• What the task asks:
Gather up all lines that carry the word "Getting".

(Rows from a dataset)

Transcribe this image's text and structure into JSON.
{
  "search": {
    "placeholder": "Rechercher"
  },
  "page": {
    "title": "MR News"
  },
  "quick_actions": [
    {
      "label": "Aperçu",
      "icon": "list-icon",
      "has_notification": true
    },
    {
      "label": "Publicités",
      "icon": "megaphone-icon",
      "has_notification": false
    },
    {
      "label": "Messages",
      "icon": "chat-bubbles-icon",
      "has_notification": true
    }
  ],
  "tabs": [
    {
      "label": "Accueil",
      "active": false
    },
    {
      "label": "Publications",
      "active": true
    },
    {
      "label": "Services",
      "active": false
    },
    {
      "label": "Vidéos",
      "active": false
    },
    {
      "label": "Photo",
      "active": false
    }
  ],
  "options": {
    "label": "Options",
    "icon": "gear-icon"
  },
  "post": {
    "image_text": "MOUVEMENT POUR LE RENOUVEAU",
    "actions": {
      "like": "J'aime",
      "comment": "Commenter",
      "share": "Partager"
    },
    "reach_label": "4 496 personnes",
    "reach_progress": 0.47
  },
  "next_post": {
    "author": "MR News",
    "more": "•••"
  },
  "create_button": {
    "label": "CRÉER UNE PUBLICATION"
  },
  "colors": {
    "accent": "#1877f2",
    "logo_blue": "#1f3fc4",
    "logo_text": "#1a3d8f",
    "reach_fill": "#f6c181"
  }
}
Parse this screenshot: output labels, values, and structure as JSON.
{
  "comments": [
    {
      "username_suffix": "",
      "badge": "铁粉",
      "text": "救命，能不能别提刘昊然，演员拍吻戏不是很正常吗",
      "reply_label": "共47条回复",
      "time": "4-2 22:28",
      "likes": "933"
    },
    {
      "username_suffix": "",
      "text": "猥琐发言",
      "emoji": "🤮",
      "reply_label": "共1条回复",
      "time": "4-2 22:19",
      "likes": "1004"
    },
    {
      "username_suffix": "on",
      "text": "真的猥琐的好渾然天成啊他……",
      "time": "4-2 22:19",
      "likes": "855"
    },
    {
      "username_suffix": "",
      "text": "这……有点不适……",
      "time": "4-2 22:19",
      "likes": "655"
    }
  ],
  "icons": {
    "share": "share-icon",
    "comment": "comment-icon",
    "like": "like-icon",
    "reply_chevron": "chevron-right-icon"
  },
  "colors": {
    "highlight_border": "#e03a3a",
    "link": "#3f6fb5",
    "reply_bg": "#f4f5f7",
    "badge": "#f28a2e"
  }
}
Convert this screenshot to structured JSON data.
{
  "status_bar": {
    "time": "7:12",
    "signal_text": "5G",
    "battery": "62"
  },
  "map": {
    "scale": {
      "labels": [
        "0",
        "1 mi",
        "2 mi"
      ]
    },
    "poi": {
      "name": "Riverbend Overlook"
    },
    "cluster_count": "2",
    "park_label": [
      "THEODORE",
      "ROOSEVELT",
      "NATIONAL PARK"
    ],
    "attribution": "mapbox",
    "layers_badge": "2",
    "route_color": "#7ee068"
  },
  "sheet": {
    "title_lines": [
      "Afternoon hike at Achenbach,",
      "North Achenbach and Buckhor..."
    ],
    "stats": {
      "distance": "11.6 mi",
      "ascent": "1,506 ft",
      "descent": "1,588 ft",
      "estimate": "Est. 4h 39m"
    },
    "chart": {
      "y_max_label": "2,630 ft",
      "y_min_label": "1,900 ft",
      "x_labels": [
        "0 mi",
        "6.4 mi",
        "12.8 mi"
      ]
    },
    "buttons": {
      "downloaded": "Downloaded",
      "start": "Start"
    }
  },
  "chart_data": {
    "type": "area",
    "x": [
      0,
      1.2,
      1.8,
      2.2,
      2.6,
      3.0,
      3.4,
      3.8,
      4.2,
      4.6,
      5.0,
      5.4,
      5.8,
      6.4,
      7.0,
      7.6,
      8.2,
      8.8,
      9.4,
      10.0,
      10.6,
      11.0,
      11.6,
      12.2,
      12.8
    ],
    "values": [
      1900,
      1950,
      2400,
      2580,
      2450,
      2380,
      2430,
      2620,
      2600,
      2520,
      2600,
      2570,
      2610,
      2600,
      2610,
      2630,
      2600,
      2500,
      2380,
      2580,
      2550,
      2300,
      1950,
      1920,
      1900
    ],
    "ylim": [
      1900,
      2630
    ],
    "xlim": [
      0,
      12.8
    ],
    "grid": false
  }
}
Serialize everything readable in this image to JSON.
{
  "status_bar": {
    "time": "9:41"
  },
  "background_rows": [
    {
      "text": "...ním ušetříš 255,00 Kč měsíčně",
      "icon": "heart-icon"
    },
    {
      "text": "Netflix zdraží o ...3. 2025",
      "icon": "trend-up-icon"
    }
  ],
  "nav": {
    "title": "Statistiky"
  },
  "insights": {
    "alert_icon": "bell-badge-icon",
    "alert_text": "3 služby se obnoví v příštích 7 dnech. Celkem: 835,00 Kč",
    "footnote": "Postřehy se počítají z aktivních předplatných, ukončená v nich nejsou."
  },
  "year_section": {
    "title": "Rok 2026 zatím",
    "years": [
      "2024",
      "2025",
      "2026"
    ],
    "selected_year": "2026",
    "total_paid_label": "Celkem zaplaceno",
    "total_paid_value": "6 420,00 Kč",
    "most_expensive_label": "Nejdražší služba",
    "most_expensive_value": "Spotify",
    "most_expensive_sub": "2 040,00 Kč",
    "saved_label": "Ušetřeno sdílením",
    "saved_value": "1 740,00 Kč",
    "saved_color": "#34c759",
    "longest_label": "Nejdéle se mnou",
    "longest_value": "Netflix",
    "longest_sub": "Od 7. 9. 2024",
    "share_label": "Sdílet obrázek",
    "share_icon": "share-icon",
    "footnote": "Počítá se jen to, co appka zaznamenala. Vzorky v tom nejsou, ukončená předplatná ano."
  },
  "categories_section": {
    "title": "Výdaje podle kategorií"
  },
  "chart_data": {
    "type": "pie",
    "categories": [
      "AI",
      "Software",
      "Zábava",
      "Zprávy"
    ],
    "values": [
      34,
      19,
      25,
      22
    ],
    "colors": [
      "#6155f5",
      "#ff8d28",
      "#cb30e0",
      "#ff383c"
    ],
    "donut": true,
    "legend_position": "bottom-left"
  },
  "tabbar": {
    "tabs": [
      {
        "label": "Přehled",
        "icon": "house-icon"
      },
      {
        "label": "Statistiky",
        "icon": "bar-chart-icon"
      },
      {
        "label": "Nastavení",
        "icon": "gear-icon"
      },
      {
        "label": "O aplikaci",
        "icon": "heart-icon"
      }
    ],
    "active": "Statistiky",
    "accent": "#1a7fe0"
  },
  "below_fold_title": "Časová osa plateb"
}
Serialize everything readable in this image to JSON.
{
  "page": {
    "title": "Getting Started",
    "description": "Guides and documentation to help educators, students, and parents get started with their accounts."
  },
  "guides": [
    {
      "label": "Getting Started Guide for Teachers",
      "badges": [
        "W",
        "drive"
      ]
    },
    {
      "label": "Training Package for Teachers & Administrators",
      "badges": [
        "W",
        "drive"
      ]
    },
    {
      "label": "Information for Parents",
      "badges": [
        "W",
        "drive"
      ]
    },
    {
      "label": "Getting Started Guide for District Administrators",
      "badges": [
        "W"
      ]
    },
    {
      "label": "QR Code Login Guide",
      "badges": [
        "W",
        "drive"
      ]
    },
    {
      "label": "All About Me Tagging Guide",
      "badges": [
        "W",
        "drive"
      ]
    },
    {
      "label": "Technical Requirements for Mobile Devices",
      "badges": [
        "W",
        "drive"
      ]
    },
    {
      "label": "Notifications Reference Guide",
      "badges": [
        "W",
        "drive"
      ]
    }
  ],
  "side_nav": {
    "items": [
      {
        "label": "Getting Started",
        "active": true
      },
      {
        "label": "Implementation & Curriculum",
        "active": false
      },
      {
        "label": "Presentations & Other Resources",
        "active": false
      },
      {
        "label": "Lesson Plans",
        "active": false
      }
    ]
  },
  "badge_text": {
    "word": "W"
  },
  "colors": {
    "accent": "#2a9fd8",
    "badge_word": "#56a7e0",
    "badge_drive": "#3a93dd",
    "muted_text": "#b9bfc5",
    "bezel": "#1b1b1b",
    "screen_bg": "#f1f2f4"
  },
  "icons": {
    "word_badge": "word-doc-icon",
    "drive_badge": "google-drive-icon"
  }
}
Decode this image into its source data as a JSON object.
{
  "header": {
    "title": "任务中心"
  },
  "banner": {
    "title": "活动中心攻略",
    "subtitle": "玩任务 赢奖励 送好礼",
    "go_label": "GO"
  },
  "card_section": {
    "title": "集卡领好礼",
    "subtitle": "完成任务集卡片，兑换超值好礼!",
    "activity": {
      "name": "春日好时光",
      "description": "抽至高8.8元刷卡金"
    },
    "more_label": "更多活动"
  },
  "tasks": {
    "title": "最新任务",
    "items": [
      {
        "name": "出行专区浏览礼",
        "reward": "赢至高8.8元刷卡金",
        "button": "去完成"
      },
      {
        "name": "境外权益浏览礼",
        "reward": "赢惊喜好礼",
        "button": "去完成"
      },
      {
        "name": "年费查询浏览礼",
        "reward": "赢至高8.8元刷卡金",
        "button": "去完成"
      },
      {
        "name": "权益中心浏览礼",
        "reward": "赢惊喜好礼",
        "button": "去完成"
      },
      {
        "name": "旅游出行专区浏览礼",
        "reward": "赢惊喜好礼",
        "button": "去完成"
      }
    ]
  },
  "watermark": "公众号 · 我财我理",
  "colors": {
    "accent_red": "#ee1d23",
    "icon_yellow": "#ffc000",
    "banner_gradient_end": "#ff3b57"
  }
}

• Response to the task:
    "title": "Getting Started",
      "label": "Getting Started Guide for Teachers",
      "label": "Getting Started Guide for District Administrators",
        "label": "Getting Started",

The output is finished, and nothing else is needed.